• [Exercise objective] Copy out the following data line for line, changing nothing.

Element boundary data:
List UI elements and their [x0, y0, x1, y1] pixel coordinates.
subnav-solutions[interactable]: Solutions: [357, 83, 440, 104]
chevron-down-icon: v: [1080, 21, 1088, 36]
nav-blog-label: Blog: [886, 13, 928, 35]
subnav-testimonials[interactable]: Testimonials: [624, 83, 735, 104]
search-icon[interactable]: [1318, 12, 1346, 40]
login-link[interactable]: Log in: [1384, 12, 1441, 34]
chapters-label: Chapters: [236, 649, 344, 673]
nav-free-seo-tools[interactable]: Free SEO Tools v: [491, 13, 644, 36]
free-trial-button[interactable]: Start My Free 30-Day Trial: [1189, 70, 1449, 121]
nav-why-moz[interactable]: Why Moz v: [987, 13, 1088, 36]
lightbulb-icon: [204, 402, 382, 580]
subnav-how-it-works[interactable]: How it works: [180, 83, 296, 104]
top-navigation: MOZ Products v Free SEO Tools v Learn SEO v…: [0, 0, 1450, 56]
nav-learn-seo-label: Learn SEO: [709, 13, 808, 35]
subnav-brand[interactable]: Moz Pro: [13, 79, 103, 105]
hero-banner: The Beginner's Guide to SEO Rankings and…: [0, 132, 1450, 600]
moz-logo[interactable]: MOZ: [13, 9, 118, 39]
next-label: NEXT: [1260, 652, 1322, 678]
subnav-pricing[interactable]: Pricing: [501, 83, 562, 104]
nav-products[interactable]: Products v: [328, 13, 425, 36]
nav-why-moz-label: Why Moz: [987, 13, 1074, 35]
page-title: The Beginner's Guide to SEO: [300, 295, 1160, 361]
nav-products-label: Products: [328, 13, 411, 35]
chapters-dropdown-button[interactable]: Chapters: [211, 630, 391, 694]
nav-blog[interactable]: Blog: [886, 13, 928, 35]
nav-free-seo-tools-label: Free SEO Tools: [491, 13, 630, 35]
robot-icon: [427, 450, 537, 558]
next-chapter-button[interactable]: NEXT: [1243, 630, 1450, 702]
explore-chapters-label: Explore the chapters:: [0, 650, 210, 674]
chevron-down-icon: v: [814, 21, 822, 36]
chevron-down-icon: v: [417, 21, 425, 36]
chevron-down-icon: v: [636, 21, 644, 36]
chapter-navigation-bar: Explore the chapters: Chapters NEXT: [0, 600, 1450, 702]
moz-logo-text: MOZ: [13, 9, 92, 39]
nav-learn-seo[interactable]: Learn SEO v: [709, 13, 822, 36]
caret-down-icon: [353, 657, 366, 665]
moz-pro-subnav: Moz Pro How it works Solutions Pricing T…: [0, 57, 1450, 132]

• [Answer for the task]
List UI elements and their [x0, y0, x1, y1] pixel coordinates.
subnav-solutions[interactable]: Solutions: [357, 83, 440, 104]
chevron-down-icon: v: [1080, 21, 1088, 36]
nav-blog-label: Blog: [886, 13, 928, 35]
subnav-testimonials[interactable]: Testimonials: [624, 83, 735, 104]
search-icon[interactable]: [1318, 12, 1346, 40]
login-link[interactable]: Log in: [1384, 12, 1441, 34]
chapters-label: Chapters: [236, 649, 344, 673]
nav-free-seo-tools[interactable]: Free SEO Tools v: [491, 13, 644, 36]
free-trial-button[interactable]: Start My Free 30-Day Trial: [1189, 70, 1449, 121]
nav-why-moz[interactable]: Why Moz v: [987, 13, 1088, 36]
lightbulb-icon: [204, 402, 382, 580]
subnav-how-it-works[interactable]: How it works: [180, 83, 296, 104]
top-navigation: MOZ Products v Free SEO Tools v Learn SEO v…: [0, 0, 1450, 56]
nav-learn-seo-label: Learn SEO: [709, 13, 808, 35]
subnav-brand[interactable]: Moz Pro: [13, 79, 103, 105]
hero-banner: The Beginner's Guide to SEO Rankings and…: [0, 132, 1450, 600]
moz-logo[interactable]: MOZ: [13, 9, 118, 39]
next-label: NEXT: [1260, 652, 1322, 678]
subnav-pricing[interactable]: Pricing: [501, 83, 562, 104]
nav-products[interactable]: Products v: [328, 13, 425, 36]
nav-why-moz-label: Why Moz: [987, 13, 1074, 35]
page-title: The Beginner's Guide to SEO: [300, 295, 1160, 361]
nav-products-label: Products: [328, 13, 411, 35]
chapters-dropdown-button[interactable]: Chapters: [211, 630, 391, 694]
nav-blog[interactable]: Blog: [886, 13, 928, 35]
nav-free-seo-tools-label: Free SEO Tools: [491, 13, 630, 35]
robot-icon: [427, 450, 537, 558]
next-chapter-button[interactable]: NEXT: [1243, 630, 1450, 702]
explore-chapters-label: Explore the chapters:: [0, 650, 210, 674]
chevron-down-icon: v: [814, 21, 822, 36]
chevron-down-icon: v: [417, 21, 425, 36]
chevron-down-icon: v: [636, 21, 644, 36]
chapter-navigation-bar: Explore the chapters: Chapters NEXT: [0, 600, 1450, 702]
moz-logo-text: MOZ: [13, 9, 92, 39]
nav-learn-seo[interactable]: Learn SEO v: [709, 13, 822, 36]
caret-down-icon: [353, 657, 366, 665]
moz-pro-subnav: Moz Pro How it works Solutions Pricing T…: [0, 57, 1450, 132]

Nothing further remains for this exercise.